### DIRECTIONS FOR THIS TASK
Select the lines below containing the word "LOCAL".

[Source data]
-=-=-
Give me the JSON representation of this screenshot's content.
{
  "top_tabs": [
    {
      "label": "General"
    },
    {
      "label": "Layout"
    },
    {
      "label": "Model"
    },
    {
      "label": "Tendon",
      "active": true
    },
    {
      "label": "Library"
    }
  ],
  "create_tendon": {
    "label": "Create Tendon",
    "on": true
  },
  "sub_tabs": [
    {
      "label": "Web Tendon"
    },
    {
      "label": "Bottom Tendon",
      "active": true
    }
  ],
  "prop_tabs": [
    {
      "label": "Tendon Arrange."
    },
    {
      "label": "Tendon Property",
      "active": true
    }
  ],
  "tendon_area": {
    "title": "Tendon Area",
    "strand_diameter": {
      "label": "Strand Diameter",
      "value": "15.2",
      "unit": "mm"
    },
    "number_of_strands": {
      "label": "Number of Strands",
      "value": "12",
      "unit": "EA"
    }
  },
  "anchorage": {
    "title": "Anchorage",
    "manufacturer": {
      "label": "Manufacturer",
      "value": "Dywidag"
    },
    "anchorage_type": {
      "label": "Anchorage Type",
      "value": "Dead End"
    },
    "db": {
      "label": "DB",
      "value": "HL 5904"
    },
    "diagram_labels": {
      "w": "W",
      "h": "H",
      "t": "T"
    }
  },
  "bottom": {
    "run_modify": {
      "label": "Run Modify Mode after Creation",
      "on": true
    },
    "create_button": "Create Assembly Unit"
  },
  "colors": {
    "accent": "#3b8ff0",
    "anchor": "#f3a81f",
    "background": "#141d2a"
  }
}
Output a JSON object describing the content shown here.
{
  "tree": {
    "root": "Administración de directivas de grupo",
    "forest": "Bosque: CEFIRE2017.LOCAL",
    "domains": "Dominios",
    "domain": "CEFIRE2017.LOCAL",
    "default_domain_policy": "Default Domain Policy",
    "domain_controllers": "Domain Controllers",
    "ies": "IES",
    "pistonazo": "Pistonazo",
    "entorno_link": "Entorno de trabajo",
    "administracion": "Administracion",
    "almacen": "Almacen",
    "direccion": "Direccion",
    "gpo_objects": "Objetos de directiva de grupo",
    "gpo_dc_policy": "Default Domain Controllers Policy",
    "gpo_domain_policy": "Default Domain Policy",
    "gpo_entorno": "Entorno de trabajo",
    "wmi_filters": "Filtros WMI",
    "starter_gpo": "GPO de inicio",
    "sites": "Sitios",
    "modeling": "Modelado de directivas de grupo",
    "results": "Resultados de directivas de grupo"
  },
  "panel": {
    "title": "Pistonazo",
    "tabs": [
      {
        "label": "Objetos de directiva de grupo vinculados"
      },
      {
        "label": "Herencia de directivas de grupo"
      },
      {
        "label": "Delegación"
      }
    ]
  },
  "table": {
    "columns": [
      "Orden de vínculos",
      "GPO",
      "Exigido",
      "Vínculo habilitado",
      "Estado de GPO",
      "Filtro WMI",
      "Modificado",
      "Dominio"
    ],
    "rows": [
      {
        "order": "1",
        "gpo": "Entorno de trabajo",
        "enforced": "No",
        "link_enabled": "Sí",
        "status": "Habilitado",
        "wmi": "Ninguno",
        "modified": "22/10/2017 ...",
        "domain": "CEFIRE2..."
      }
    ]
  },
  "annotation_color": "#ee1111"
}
-=-=-
### RESULT FOR THIS EXERCISE
    "forest": "Bosque: CEFIRE2017.LOCAL",
    "domain": "CEFIRE2017.LOCAL",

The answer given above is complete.